WHAT YOU ARE ASKED TO DO.
For each line below that contains the string "Chọn", copy that line.

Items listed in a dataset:
┄┄┄┄┄┄┄┄┄┄┄┄┄┄┄┄┄┄┄┄
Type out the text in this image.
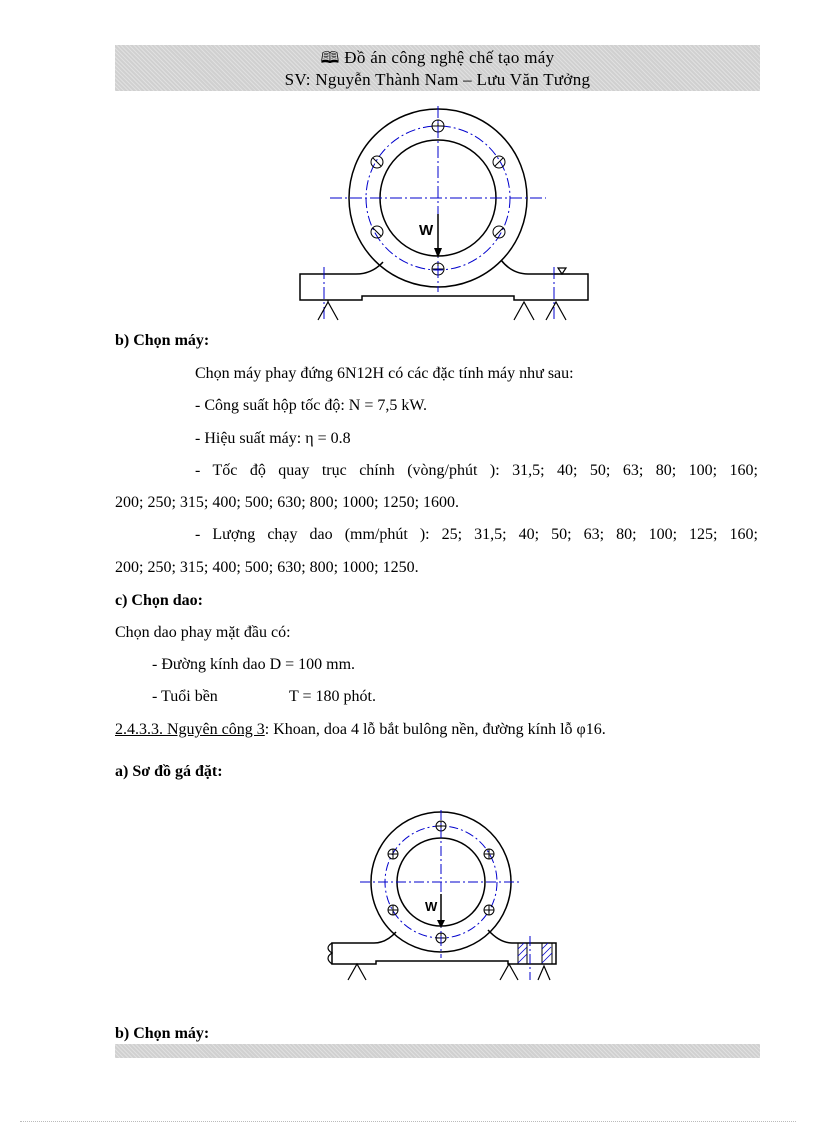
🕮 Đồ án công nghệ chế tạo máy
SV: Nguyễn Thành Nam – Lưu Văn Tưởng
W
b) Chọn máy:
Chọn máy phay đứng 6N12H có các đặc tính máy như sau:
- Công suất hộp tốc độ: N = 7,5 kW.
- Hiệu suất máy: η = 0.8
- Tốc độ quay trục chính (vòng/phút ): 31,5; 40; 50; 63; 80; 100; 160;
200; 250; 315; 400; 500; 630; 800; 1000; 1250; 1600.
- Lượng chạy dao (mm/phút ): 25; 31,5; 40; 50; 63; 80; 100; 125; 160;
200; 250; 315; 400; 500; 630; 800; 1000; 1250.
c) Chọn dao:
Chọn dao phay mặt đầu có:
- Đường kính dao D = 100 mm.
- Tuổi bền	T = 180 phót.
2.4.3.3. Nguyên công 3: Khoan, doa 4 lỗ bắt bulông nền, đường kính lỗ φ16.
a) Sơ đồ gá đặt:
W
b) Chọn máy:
┄┄┄┄┄┄┄┄┄┄┄┄┄┄┄┄┄┄┄┄
RESPONSE FOR THIS EXERCISE.
b) Chọn máy:
Chọn máy phay đứng 6N12H có các đặc tính máy như sau:
c) Chọn dao:
Chọn dao phay mặt đầu có:
b) Chọn máy:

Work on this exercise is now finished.